→ Document text

All About The Cloud

Directors Report:  

Cloud computing refers to software and services that run on the Internet, instead of locally on your computer. These include servers, storage, databases, networking, software, analytics and intelligence to offer faster innovation, flexible resources and economies of scale. 

The Cloud actually exists in remote and far-flung data centres and is a collection of networked computer hardware that works together to provide many aspects of computing in the form of online services.  These services are designed to provide easy access to applications and resources, without the need for internal infrastructure or hardware and usually these public and private cloud services allow organisations to reduce their IT infrastructure costs. 

Typically, you only pay for cloud services you use, helping you lower your operating costs, run your infrastructure more efficiently and scale as your business needs change.

A cloud can be private or public. A public cloud sells services to anyone on the Internet. A private cloud is a proprietary network or a data centre that supplies hosted services to a limited number of people, with certain access and permissions settings. 

Cloud Services Are Divided Into Three Main Categories: 

Infrastructure as a Service (IaaS):    IaaS manages IT infrastructures such as storage, server and networking resources, and delivers them to subscriber organisations via virtual machines accessible through the Internet. 

Platform as a Service (PaaS):   PaaS is a complete development and deployment environment in the cloud, with resources that enable you to deliver everything from simple cloud-based apps to sophisticated, cloud-enabled enterprise applications. 

Software as a Service (SaaS):   SaaS is a method of software delivery and licensing in which software is accessed online via a subscription, rather than bought and installed on individual computers.

Supporters of public and hybrid clouds note that cloud computing allows companies to avoid or minimise IT costs and  also claim that cloud computing allows organisations to get their applications up and running faster, with improved manageability and less maintenance.

→ Action item
Write the next part of the text about the cloud, starting after its final sentence. The records that come next are separate material and are not part of the text about the cloud.

→ Study material
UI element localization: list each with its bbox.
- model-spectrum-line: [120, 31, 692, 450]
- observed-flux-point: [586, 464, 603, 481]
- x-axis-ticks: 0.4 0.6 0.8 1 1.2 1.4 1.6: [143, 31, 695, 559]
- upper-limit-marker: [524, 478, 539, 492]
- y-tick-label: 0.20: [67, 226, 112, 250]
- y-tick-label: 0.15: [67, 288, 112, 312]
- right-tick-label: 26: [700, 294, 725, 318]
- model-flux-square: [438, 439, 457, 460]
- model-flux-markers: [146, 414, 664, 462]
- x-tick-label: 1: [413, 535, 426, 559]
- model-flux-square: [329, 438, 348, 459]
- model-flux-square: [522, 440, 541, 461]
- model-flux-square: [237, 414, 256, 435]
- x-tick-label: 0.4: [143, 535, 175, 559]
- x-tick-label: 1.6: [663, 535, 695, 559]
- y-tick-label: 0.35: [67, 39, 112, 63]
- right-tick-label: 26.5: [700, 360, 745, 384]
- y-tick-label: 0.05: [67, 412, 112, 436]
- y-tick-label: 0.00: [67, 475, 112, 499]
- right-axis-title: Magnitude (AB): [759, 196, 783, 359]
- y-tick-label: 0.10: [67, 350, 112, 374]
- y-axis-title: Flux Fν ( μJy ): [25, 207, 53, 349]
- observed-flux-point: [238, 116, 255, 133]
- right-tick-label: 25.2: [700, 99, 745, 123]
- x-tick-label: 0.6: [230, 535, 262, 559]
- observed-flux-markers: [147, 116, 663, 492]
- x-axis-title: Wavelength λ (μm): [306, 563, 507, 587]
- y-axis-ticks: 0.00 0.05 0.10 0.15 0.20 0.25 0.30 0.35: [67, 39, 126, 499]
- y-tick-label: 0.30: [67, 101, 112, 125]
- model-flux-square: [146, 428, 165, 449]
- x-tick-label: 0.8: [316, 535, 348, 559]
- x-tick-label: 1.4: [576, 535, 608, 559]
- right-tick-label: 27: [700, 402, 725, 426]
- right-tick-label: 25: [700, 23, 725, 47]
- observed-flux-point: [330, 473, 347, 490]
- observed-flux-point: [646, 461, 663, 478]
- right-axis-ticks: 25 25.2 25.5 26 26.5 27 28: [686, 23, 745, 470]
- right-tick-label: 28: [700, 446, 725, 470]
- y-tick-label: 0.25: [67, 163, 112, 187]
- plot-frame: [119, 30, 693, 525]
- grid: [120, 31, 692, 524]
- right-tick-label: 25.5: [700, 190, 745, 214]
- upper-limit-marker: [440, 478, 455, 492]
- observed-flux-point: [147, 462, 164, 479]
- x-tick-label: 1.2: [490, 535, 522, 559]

→ Output for this task
How does Cloud Computing Work?

Rather than owning their own computing infrastructure or data centres, companies can rent access to anything from applications to storage from a cloud service provider. One benefit of using cloud computing services is that firms can avoid the upfront cost and complexity of owning and maintaining their own IT infrastructure, and instead simply pay for what they use, when they use it.

  • Cloud computing services cover a vast range of options now, from the basics of storage, networking, and processing power through to natural language processing and artificial intelligence as well as standard office applications. 
  • Cloud computing is becoming the default option for many apps: software vendors are increasingly offering their applications as services over the Internet rather than standalone products as they try to switch to a subscription model. 

There is a potential downside to cloud computing, in that it can also introduce new costs and new risks for companies using it. A fundamental concept behind cloud computing is that the location of the service and many of the details such as the hardware or operating system on which it is running, are largely irrelevant to the user. 

History of Cloud Computing

Cloud computing as a term has been around since the early 2000s, but the concept of computing-as-a-service has been around for much, much longer and goes back as far as the 1960s, when computer bureaus would allow companies to rent time on a mainframe, rather than have to buy one themselves. These 'time-sharing' services were largely overtaken by the rise of the PC which made owning a computer much more affordable, and then in turn by the rise of corporate data centers where companies would store vast amounts of data. 

The concept of renting access to computing power has resurfaced again and again, in the application service providers, utility computing, and grid computing of the late 1990s and early 2000s. This was followed by cloud computing, which really took hold with the emergence of software as a service and hyper-scale cloud computing providers such as Amazon Web Services. 

Cloud Computing Benefits

The exact benefits will vary according to the type of cloud service being used but, fundamentally, using cloud services means companies not having to buy or maintain their own computing infrastructure. Cloud computing is not necessarily cheaper than other forms of computing, just as renting is not always cheaper than buying in the long term. If an application has a regular and predictable requirement for computing services it may be more economical to provide that service in-house. However using the cloud means no more buying servers, updating applications or operating systems, or de-commissioning and disposing of hardware or software when it is out of date, as it is all taken care of by the supplier.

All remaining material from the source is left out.